## Goal
Pull out every line below holding the word "icon".

## Supplied material
** BEGIN **

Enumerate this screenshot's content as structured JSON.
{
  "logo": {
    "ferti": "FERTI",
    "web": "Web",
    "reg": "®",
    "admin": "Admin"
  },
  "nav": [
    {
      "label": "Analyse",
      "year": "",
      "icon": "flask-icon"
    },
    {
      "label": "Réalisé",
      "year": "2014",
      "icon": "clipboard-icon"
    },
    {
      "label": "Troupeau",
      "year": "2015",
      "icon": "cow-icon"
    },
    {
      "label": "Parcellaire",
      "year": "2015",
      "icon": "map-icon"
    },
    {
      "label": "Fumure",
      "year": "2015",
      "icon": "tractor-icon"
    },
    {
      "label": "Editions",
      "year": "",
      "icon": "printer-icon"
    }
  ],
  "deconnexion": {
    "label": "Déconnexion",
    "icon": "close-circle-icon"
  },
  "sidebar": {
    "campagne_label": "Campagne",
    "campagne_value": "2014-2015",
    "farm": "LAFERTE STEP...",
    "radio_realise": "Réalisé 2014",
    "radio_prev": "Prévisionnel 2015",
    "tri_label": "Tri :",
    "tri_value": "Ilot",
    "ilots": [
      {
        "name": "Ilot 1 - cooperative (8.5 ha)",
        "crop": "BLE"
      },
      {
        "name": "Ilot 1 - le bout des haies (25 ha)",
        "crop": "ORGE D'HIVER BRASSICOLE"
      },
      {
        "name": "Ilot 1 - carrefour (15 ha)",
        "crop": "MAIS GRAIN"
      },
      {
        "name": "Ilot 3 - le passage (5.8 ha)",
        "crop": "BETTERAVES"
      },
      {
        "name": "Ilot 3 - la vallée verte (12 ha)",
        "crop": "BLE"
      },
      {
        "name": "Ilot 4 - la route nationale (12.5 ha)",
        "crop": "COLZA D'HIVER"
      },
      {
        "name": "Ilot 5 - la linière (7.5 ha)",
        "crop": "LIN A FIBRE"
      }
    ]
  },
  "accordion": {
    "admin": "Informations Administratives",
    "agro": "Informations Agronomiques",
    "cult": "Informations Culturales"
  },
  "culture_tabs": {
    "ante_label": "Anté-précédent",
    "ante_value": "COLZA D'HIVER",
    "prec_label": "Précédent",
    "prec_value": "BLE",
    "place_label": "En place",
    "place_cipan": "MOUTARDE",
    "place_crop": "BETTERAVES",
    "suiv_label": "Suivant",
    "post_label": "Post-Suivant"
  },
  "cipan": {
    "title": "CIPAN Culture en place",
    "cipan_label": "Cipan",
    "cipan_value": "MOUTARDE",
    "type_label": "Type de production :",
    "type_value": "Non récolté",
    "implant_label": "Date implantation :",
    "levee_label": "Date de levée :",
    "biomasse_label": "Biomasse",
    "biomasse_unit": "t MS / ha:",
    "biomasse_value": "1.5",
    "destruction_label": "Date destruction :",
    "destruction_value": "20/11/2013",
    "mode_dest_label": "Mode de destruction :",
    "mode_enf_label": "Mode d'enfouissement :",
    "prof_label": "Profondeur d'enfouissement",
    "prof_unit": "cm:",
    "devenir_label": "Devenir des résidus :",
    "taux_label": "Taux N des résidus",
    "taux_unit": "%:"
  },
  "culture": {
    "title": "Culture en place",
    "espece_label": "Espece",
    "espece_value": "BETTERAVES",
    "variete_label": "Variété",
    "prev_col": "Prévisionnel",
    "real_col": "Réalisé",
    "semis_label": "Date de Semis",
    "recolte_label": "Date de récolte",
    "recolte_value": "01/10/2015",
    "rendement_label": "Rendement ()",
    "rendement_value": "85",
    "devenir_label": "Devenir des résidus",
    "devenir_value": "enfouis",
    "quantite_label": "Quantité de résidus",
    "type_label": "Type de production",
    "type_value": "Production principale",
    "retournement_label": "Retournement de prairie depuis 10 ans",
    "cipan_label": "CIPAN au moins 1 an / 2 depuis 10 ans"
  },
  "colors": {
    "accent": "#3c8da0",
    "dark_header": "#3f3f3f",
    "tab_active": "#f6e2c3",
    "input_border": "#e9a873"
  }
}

** END **

## Response
      "icon": "flask-icon"
      "icon": "clipboard-icon"
      "icon": "cow-icon"
      "icon": "map-icon"
      "icon": "tractor-icon"
      "icon": "printer-icon"
    "icon": "close-circle-icon"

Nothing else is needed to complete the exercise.